## [WRITTEN EXERCISE]
Locate the line that contains "What's the underlying". Print it and every subsequent line through the final line of the records, exactly and only those.

## [EXTRACTED RECORDS]
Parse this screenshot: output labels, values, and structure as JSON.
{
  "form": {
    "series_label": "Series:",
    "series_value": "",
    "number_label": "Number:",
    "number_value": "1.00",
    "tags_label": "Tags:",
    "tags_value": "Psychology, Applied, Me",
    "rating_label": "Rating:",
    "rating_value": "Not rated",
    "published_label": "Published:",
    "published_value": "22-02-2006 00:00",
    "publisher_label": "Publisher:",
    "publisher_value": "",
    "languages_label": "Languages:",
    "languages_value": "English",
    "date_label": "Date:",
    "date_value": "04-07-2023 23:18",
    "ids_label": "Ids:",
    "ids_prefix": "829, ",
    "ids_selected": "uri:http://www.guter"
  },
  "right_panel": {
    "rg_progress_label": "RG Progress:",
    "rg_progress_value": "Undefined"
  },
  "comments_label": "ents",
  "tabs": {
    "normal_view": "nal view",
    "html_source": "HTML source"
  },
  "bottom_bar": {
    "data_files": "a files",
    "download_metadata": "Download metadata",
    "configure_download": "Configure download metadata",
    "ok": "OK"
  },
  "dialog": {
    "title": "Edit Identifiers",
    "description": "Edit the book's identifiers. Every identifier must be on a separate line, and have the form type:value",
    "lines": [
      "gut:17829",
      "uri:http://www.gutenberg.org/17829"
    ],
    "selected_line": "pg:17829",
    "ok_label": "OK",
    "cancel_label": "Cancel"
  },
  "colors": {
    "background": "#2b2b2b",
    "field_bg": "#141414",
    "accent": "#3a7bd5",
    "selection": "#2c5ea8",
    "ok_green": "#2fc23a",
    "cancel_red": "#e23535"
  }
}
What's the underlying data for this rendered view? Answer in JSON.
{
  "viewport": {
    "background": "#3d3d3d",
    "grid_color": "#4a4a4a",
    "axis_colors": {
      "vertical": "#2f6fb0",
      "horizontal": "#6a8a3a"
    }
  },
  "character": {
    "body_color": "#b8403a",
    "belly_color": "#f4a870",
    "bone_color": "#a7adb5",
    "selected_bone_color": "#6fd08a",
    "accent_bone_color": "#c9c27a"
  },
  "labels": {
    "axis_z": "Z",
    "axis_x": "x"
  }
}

## [TASK RESULT]
What's the underlying data for this rendered view? Answer in JSON.
{
  "viewport": {
    "background": "#3d3d3d",
    "grid_color": "#4a4a4a",
    "axis_colors": {
      "vertical": "#2f6fb0",
      "horizontal": "#6a8a3a"
    }
  },
  "character": {
    "body_color": "#b8403a",
    "belly_color": "#f4a870",
    "bone_color": "#a7adb5",
    "selected_bone_color": "#6fd08a",
    "accent_bone_color": "#c9c27a"
  },
  "labels": {
    "axis_z": "Z",
    "axis_x": "x"
  }
}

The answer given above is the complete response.